Dataset excerpt:
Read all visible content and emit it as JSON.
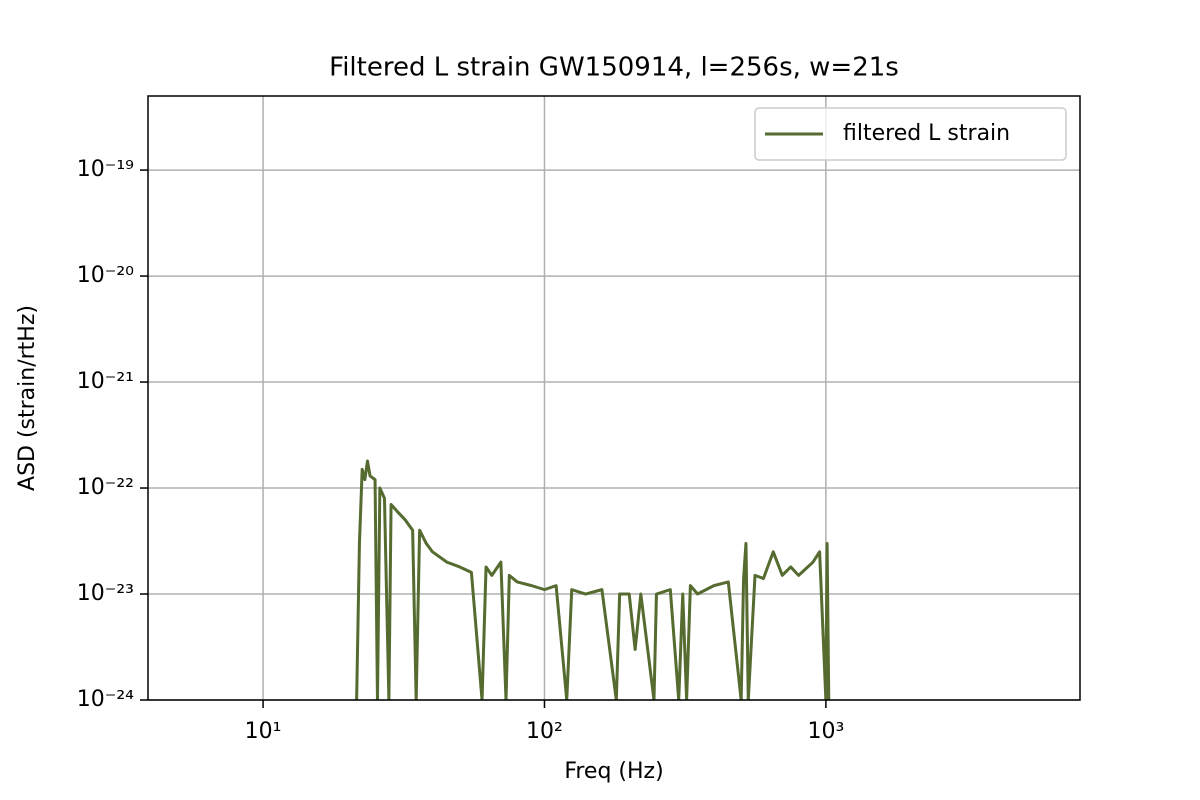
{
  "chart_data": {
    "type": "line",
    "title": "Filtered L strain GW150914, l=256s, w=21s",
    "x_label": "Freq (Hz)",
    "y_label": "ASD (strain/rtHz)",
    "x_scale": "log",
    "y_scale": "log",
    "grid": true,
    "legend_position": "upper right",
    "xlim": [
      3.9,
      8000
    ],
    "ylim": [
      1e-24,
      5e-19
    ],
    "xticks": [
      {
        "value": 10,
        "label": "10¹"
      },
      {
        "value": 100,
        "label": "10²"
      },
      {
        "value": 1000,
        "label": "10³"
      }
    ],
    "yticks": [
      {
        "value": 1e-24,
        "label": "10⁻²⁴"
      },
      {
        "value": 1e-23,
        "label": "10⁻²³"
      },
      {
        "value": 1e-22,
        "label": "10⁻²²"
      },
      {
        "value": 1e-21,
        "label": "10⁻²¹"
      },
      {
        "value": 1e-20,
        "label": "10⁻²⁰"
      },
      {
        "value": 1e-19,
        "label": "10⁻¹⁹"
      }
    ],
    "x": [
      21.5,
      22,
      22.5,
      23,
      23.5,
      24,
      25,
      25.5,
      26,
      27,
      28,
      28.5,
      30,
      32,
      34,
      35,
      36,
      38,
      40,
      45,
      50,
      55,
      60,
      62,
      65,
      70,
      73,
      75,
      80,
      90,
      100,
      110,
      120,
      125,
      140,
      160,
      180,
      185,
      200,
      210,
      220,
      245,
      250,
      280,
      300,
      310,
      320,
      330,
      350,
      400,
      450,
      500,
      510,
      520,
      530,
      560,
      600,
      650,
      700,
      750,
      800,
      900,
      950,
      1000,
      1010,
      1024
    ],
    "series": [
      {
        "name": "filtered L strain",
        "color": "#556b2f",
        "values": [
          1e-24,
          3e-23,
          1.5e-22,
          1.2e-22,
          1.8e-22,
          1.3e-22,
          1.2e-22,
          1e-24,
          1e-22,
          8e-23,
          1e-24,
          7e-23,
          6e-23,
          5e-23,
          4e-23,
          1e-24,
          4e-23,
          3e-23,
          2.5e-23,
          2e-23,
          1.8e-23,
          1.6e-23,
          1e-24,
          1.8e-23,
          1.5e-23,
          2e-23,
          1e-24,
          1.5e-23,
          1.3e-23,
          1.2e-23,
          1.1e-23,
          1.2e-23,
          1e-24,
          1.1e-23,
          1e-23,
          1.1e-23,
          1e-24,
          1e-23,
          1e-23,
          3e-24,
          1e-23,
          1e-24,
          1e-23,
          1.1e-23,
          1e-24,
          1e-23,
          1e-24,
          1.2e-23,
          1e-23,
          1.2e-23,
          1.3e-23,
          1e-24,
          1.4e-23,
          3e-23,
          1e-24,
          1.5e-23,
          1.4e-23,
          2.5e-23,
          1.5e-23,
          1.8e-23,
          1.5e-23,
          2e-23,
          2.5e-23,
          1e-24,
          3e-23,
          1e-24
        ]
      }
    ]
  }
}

### EXERCISE
Extract all lines from the data in which "strain" is found.

### OUTPUT OF THE TASK
    "title": "Filtered L strain GW150914, l=256s, w=21s",
    "y_label": "ASD (strain/rtHz)",
        "name": "filtered L strain",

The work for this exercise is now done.